*GIVEN EXERCISE:*
What follows is a set of records; restate each one word for word and drop the pictures.

============

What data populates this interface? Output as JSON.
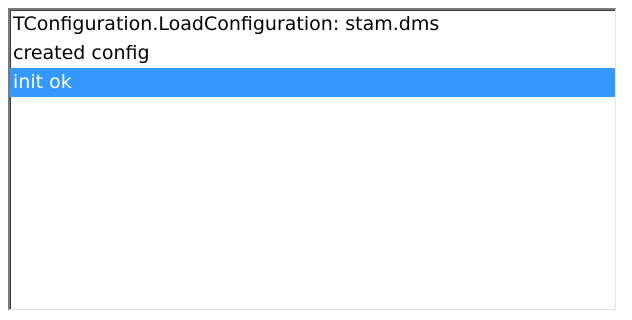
{
  "log_list": {
    "items": [
      {
        "text": "TConfiguration.LoadConfiguration: stam.dms",
        "selected": false
      },
      {
        "text": "created config",
        "selected": false
      },
      {
        "text": "init ok",
        "selected": true
      }
    ],
    "colors": {
      "selection_bg": "#3399ff",
      "selection_fg": "#ffffff"
    }
  }
}
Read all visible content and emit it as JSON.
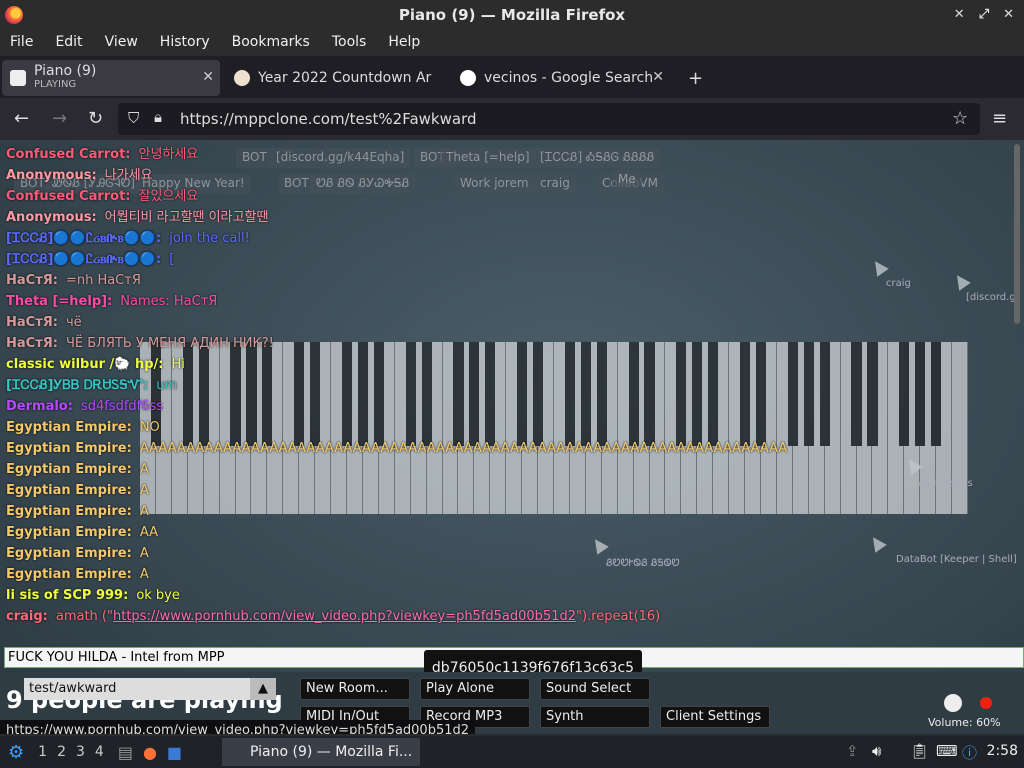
{
  "window": {
    "title": "Piano (9) — Mozilla Firefox"
  },
  "menu": [
    "File",
    "Edit",
    "View",
    "History",
    "Bookmarks",
    "Tools",
    "Help"
  ],
  "tabs": [
    {
      "label": "Piano (9)",
      "sublabel": "PLAYING"
    },
    {
      "label": "Year 2022 Countdown Ar"
    },
    {
      "label": "vecinos - Google Search"
    }
  ],
  "url": "https://mppclone.com/test%2Fawkward",
  "chat": [
    {
      "name": "Confused Carrot:",
      "text": "안녕하세요",
      "color": "#ff5a78"
    },
    {
      "name": "Anonymous:",
      "text": "나가세요",
      "color": "#ff9aa5"
    },
    {
      "name": "Confused Carrot:",
      "text": "잘있으세요",
      "color": "#ff5a78"
    },
    {
      "name": "Anonymous:",
      "text": "어뭡티비 라고할땐 이라고할땐",
      "color": "#ff9aa5"
    },
    {
      "name": "[ᏆᏟᏟᏰ]🔵🔵Ꮭᏽᏼᎅᏼ🔵🔵:",
      "text": "join the call!",
      "color": "#5a6bff"
    },
    {
      "name": "[ᏆᏟᏟᏰ]🔵🔵Ꮭᏽᏼᎅᏼ🔵🔵:",
      "text": "[",
      "color": "#5a6bff"
    },
    {
      "name": "НаСтЯ:",
      "text": "=nh НаСтЯ",
      "color": "#d79a9a"
    },
    {
      "name": "Theta [=help]:",
      "text": "Names: НаСтЯ",
      "color": "#ff4aa8"
    },
    {
      "name": "НаСтЯ:",
      "text": "чё",
      "color": "#d79a9a"
    },
    {
      "name": "НаСтЯ:",
      "text": "ЧЁ БЛЯТЬ У МЕНЯ АДИН НИК?!",
      "color": "#d79a9a"
    },
    {
      "name": "classic wilbur /🐑 hp/:",
      "text": "Hi",
      "color": "#f0ff40"
    },
    {
      "name": "[ᏆᏟᏟᏰ]ᎩᏴᏴ ᎠᎡᏌᏚᎦᏉ:",
      "text": "um",
      "color": "#39c6c6"
    },
    {
      "name": "Dermalo:",
      "text": "sd4fsdfdf6ss",
      "color": "#b64aff"
    },
    {
      "name": "Egyptian Empire:",
      "text": "NO",
      "color": "#f5c86a"
    },
    {
      "name": "Egyptian Empire:",
      "text": "AAAAAAAAAAAAAAAAAAAAAAAAAAAAAAAAAAAAAAAAAAAAAAAAAAAAAAAAAAAAAAAAAAAAAA",
      "color": "#f5c86a"
    },
    {
      "name": "Egyptian Empire:",
      "text": "A",
      "color": "#f5c86a"
    },
    {
      "name": "Egyptian Empire:",
      "text": "A",
      "color": "#f5c86a"
    },
    {
      "name": "Egyptian Empire:",
      "text": "A",
      "color": "#f5c86a"
    },
    {
      "name": "Egyptian Empire:",
      "text": "AA",
      "color": "#f5c86a"
    },
    {
      "name": "Egyptian Empire:",
      "text": "A",
      "color": "#f5c86a"
    },
    {
      "name": "Egyptian Empire:",
      "text": "A",
      "color": "#f5c86a"
    },
    {
      "name": "li sis of SCP 999:",
      "text": "ok bye",
      "color": "#f0ff40"
    }
  ],
  "last_msg": {
    "name": "craig:",
    "pre": "amath (\"",
    "link": "https://www.pornhub.com/view_video.php?viewkey=ph5fd5ad00b51d2",
    "post": "\").repeat(16)",
    "color": "#ff6b7a"
  },
  "chat_input": "FUCK YOU HILDA - Intel from MPP",
  "tooltip": "db76050c1139f676f13c63c5",
  "room_name": "test/awkward",
  "big_text": "9 people are playing",
  "buttons": {
    "new_room": "New Room...",
    "play_alone": "Play Alone",
    "sound_select": "Sound Select",
    "midi": "MIDI In/Out",
    "record": "Record MP3",
    "synth": "Synth",
    "client_settings": "Client Settings"
  },
  "volume": "Volume: 60%",
  "status_url": "https://www.pornhub.com/view_video.php?viewkey=ph5fd5ad00b51d2",
  "background_chips": [
    "BOT",
    "[discord.gg/k44Eqha]",
    "BOT",
    "Theta [=help]",
    "[ᏆᏟᏟᏰ] ᎣᎦᏰᎶ ᏰᏰᏰᏰ",
    "BOT",
    "ᏪᏫᏰ [ᎩᎯᎶᎸᏬ]",
    "Happy New Year!",
    "BOT",
    "ᏬᏰ ᏰᏫ ᏰᎩᏊᎭᎦᏰ",
    "Work jorem",
    "craig",
    "CollabVM",
    "Me"
  ],
  "cursor_labels": [
    "craig",
    "[discord.g",
    "Wy Pikeaus",
    "ᏰᏬᏬᎨᏫᏰ ᏰᎦᏫᏬ",
    "DataBot [Keeper | Shell]"
  ],
  "taskbar": {
    "workspaces": [
      "1",
      "2",
      "3",
      "4"
    ],
    "app": "Piano (9) — Mozilla Fi...",
    "clock": "2:58"
  }
}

============

*ANSWER:*
What data populates this interface? Output as JSON.
{
  "log_list": {
    "items": [
      {
        "text": "TConfiguration.LoadConfiguration: stam.dms",
        "selected": false
      },
      {
        "text": "created config",
        "selected": false
      },
      {
        "text": "init ok",
        "selected": true
      }
    ],
    "colors": {
      "selection_bg": "#3399ff",
      "selection_fg": "#ffffff"
    }
  }
}
Read all visible content and emit it as JSON.
{
  "window": {
    "title": "Piano (9) — Mozilla Firefox"
  },
  "menu": [
    "File",
    "Edit",
    "View",
    "History",
    "Bookmarks",
    "Tools",
    "Help"
  ],
  "tabs": [
    {
      "label": "Piano (9)",
      "sublabel": "PLAYING"
    },
    {
      "label": "Year 2022 Countdown Ar"
    },
    {
      "label": "vecinos - Google Search"
    }
  ],
  "url": "https://mppclone.com/test%2Fawkward",
  "chat": [
    {
      "name": "Confused Carrot:",
      "text": "안녕하세요",
      "color": "#ff5a78"
    },
    {
      "name": "Anonymous:",
      "text": "나가세요",
      "color": "#ff9aa5"
    },
    {
      "name": "Confused Carrot:",
      "text": "잘있으세요",
      "color": "#ff5a78"
    },
    {
      "name": "Anonymous:",
      "text": "어뭡티비 라고할땐 이라고할땐",
      "color": "#ff9aa5"
    },
    {
      "name": "[ᏆᏟᏟᏰ]🔵🔵Ꮭᏽᏼᎅᏼ🔵🔵:",
      "text": "join the call!",
      "color": "#5a6bff"
    },
    {
      "name": "[ᏆᏟᏟᏰ]🔵🔵Ꮭᏽᏼᎅᏼ🔵🔵:",
      "text": "[",
      "color": "#5a6bff"
    },
    {
      "name": "НаСтЯ:",
      "text": "=nh НаСтЯ",
      "color": "#d79a9a"
    },
    {
      "name": "Theta [=help]:",
      "text": "Names: НаСтЯ",
      "color": "#ff4aa8"
    },
    {
      "name": "НаСтЯ:",
      "text": "чё",
      "color": "#d79a9a"
    },
    {
      "name": "НаСтЯ:",
      "text": "ЧЁ БЛЯТЬ У МЕНЯ АДИН НИК?!",
      "color": "#d79a9a"
    },
    {
      "name": "classic wilbur /🐑 hp/:",
      "text": "Hi",
      "color": "#f0ff40"
    },
    {
      "name": "[ᏆᏟᏟᏰ]ᎩᏴᏴ ᎠᎡᏌᏚᎦᏉ:",
      "text": "um",
      "color": "#39c6c6"
    },
    {
      "name": "Dermalo:",
      "text": "sd4fsdfdf6ss",
      "color": "#b64aff"
    },
    {
      "name": "Egyptian Empire:",
      "text": "NO",
      "color": "#f5c86a"
    },
    {
      "name": "Egyptian Empire:",
      "text": "AAAAAAAAAAAAAAAAAAAAAAAAAAAAAAAAAAAAAAAAAAAAAAAAAAAAAAAAAAAAAAAAAAAAAA",
      "color": "#f5c86a"
    },
    {
      "name": "Egyptian Empire:",
      "text": "A",
      "color": "#f5c86a"
    },
    {
      "name": "Egyptian Empire:",
      "text": "A",
      "color": "#f5c86a"
    },
    {
      "name": "Egyptian Empire:",
      "text": "A",
      "color": "#f5c86a"
    },
    {
      "name": "Egyptian Empire:",
      "text": "AA",
      "color": "#f5c86a"
    },
    {
      "name": "Egyptian Empire:",
      "text": "A",
      "color": "#f5c86a"
    },
    {
      "name": "Egyptian Empire:",
      "text": "A",
      "color": "#f5c86a"
    },
    {
      "name": "li sis of SCP 999:",
      "text": "ok bye",
      "color": "#f0ff40"
    }
  ],
  "last_msg": {
    "name": "craig:",
    "pre": "amath (\"",
    "link": "https://www.pornhub.com/view_video.php?viewkey=ph5fd5ad00b51d2",
    "post": "\").repeat(16)",
    "color": "#ff6b7a"
  },
  "chat_input": "FUCK YOU HILDA - Intel from MPP",
  "tooltip": "db76050c1139f676f13c63c5",
  "room_name": "test/awkward",
  "big_text": "9 people are playing",
  "buttons": {
    "new_room": "New Room...",
    "play_alone": "Play Alone",
    "sound_select": "Sound Select",
    "midi": "MIDI In/Out",
    "record": "Record MP3",
    "synth": "Synth",
    "client_settings": "Client Settings"
  },
  "volume": "Volume: 60%",
  "status_url": "https://www.pornhub.com/view_video.php?viewkey=ph5fd5ad00b51d2",
  "background_chips": [
    "BOT",
    "[discord.gg/k44Eqha]",
    "BOT",
    "Theta [=help]",
    "[ᏆᏟᏟᏰ] ᎣᎦᏰᎶ ᏰᏰᏰᏰ",
    "BOT",
    "ᏪᏫᏰ [ᎩᎯᎶᎸᏬ]",
    "Happy New Year!",
    "BOT",
    "ᏬᏰ ᏰᏫ ᏰᎩᏊᎭᎦᏰ",
    "Work jorem",
    "craig",
    "CollabVM",
    "Me"
  ],
  "cursor_labels": [
    "craig",
    "[discord.g",
    "Wy Pikeaus",
    "ᏰᏬᏬᎨᏫᏰ ᏰᎦᏫᏬ",
    "DataBot [Keeper | Shell]"
  ],
  "taskbar": {
    "workspaces": [
      "1",
      "2",
      "3",
      "4"
    ],
    "app": "Piano (9) — Mozilla Fi...",
    "clock": "2:58"
  }
}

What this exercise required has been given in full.